What you will do:
Write the count of lines that contain the word "роль" and nothing else.

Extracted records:
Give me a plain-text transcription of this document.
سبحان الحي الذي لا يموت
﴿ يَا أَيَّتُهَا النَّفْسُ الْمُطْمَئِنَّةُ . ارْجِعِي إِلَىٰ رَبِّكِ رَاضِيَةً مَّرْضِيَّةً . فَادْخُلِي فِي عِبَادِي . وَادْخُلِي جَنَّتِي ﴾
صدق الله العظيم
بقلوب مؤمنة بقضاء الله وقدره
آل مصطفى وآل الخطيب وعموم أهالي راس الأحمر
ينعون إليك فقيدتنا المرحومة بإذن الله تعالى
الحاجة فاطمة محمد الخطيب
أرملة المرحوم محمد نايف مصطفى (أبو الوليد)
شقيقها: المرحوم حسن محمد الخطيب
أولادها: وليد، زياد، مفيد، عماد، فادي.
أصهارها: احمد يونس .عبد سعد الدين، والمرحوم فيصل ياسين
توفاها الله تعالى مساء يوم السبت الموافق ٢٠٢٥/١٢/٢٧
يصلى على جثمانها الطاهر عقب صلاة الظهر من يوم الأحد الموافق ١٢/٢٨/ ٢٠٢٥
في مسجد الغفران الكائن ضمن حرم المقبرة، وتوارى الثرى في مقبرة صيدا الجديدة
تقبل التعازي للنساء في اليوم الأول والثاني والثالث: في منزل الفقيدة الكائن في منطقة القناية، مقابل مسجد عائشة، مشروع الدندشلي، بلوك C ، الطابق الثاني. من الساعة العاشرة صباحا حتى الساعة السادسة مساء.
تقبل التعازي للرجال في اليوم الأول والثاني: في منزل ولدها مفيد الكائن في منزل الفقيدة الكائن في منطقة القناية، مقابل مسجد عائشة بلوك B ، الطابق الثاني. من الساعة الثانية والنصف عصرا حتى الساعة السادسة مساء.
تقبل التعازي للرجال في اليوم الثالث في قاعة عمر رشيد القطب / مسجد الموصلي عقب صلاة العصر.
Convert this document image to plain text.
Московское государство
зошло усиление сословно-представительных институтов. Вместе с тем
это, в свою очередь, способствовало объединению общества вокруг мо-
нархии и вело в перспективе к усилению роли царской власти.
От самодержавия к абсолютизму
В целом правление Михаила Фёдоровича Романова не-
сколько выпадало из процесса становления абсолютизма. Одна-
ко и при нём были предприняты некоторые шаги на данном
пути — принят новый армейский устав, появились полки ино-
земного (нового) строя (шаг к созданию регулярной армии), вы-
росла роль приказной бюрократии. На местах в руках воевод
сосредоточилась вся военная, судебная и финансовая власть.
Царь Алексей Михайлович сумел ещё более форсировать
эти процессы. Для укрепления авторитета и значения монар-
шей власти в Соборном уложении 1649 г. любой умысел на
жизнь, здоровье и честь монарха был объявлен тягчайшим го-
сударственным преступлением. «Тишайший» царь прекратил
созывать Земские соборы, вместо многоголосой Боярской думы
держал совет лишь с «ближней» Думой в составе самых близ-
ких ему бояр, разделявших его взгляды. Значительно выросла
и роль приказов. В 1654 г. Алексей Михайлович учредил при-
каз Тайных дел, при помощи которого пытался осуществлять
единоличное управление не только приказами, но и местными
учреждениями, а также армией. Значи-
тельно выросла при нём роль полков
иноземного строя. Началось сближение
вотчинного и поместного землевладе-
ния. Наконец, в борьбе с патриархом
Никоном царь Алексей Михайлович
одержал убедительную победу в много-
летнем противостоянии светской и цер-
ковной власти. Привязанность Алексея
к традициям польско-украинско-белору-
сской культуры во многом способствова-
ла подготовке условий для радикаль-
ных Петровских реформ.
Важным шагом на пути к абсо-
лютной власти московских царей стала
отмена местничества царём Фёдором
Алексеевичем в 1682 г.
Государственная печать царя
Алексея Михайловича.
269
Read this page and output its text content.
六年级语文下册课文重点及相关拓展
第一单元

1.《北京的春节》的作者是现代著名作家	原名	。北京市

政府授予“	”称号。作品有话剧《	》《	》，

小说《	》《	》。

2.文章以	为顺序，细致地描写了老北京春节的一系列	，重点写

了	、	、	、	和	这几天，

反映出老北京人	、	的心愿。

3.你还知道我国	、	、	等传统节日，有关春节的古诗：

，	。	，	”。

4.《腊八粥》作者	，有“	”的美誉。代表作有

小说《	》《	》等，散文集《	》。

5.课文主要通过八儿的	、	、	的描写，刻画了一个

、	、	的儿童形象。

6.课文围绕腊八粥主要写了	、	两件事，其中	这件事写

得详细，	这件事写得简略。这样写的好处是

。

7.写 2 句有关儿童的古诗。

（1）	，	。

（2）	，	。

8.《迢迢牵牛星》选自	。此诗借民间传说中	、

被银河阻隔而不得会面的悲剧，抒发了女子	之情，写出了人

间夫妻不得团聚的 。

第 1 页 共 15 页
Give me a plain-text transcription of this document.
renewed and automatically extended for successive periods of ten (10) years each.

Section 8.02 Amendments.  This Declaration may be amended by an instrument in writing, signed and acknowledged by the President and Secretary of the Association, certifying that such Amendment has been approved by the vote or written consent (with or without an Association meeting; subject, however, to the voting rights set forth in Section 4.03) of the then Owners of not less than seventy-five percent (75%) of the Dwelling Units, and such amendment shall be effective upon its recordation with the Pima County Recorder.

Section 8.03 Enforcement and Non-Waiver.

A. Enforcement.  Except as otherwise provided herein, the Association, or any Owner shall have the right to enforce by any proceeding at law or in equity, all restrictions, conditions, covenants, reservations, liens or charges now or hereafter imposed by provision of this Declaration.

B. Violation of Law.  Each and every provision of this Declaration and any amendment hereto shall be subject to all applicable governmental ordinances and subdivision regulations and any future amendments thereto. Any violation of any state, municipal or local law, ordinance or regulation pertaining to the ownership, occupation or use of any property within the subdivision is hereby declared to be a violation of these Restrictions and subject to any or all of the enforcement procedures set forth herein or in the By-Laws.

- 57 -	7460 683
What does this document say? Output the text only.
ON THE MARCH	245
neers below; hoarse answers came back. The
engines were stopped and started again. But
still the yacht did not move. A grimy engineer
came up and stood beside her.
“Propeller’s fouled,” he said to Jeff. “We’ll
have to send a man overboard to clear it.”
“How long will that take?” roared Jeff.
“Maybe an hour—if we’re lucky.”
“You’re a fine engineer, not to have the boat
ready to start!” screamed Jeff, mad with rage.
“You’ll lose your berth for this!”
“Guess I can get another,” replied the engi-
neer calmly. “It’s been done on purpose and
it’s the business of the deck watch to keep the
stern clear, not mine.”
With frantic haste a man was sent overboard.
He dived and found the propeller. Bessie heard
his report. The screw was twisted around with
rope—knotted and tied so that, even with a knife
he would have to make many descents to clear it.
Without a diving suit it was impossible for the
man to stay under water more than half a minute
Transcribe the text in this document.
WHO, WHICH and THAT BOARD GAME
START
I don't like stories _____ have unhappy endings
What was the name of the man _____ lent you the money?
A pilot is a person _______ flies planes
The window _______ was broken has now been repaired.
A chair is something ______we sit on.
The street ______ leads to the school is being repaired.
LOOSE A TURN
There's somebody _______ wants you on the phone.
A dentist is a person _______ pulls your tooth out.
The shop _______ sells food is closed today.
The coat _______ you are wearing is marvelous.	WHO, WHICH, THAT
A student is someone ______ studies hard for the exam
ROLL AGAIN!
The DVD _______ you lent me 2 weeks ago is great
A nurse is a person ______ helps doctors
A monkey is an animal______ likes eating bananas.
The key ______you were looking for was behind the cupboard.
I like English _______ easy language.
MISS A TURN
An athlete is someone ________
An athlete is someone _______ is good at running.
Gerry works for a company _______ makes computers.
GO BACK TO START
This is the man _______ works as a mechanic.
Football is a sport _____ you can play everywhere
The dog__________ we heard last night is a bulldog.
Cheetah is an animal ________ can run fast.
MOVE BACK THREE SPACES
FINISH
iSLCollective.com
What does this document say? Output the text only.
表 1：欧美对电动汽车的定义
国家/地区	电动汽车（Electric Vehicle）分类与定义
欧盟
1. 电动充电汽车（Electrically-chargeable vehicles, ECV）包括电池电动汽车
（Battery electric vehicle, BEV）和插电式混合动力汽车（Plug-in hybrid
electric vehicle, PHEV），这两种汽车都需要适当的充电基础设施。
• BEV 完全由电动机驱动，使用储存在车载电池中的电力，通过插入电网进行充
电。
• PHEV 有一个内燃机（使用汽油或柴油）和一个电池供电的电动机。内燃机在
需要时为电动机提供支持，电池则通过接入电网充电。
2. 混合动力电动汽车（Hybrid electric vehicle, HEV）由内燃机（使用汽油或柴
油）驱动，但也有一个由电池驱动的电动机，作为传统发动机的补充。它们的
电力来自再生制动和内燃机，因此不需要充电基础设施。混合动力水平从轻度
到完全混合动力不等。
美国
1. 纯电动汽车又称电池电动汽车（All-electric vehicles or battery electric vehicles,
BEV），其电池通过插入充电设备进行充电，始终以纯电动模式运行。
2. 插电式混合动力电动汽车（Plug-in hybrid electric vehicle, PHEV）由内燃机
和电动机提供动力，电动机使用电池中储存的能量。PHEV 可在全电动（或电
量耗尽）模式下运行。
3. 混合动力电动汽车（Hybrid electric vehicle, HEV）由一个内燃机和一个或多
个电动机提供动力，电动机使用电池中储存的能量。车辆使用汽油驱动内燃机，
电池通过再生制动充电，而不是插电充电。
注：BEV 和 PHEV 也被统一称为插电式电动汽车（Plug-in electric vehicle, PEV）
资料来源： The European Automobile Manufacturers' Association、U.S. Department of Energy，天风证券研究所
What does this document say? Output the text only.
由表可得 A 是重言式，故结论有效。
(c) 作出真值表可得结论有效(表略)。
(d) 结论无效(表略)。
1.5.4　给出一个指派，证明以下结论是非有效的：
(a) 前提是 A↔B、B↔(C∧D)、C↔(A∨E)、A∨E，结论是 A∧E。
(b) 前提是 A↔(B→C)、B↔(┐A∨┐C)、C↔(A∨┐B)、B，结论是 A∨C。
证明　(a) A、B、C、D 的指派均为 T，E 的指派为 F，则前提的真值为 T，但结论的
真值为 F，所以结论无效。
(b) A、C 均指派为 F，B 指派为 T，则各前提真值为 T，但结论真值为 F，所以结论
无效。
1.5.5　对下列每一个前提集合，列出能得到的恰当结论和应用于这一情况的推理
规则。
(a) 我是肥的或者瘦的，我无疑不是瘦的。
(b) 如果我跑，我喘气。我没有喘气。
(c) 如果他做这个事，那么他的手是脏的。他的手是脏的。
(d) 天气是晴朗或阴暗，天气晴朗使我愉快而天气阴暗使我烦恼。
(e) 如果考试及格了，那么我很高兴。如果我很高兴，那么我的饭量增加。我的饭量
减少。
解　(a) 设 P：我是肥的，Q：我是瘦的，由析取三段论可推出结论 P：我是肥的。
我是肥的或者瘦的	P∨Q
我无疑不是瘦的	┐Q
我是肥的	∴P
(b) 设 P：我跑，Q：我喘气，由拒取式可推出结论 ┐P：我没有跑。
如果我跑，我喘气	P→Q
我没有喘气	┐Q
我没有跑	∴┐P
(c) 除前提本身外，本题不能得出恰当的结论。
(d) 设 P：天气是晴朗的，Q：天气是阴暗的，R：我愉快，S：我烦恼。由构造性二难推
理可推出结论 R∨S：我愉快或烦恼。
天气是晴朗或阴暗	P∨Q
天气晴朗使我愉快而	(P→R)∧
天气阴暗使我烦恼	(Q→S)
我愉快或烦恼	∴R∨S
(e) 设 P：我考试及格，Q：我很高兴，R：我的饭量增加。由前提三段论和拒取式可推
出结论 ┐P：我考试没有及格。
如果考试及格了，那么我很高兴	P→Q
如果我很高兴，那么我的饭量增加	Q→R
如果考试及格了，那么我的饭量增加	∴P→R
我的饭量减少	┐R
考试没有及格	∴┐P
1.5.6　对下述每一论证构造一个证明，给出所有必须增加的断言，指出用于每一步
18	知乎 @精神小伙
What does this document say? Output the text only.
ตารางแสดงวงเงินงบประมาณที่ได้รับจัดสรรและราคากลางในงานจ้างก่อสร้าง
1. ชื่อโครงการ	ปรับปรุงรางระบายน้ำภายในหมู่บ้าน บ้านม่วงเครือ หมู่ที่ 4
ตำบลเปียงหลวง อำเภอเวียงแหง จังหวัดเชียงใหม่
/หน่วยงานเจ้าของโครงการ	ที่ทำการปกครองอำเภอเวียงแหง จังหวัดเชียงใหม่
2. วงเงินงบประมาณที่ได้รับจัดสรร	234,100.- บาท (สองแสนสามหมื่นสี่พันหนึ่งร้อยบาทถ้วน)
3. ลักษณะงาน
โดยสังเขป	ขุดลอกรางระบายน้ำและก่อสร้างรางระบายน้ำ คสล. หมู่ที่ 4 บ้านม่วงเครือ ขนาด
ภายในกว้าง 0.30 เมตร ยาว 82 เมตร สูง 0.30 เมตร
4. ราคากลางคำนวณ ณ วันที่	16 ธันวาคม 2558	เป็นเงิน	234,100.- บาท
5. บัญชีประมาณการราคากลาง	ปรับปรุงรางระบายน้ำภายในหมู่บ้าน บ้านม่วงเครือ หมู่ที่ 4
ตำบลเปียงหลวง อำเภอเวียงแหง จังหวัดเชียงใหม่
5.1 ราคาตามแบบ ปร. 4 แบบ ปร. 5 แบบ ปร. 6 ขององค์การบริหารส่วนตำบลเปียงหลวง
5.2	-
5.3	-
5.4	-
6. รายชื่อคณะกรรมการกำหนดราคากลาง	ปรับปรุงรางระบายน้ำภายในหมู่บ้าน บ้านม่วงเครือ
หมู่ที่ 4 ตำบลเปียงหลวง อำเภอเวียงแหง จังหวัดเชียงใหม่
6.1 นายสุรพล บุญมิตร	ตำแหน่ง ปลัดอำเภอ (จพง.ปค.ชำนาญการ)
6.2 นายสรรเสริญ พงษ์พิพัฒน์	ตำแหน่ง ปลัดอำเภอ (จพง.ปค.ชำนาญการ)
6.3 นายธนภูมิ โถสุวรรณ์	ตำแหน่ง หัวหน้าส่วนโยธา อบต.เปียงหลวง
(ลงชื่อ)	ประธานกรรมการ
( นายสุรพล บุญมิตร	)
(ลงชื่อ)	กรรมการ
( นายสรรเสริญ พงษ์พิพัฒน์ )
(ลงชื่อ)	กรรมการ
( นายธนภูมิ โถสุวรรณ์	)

Solution to the problem:
3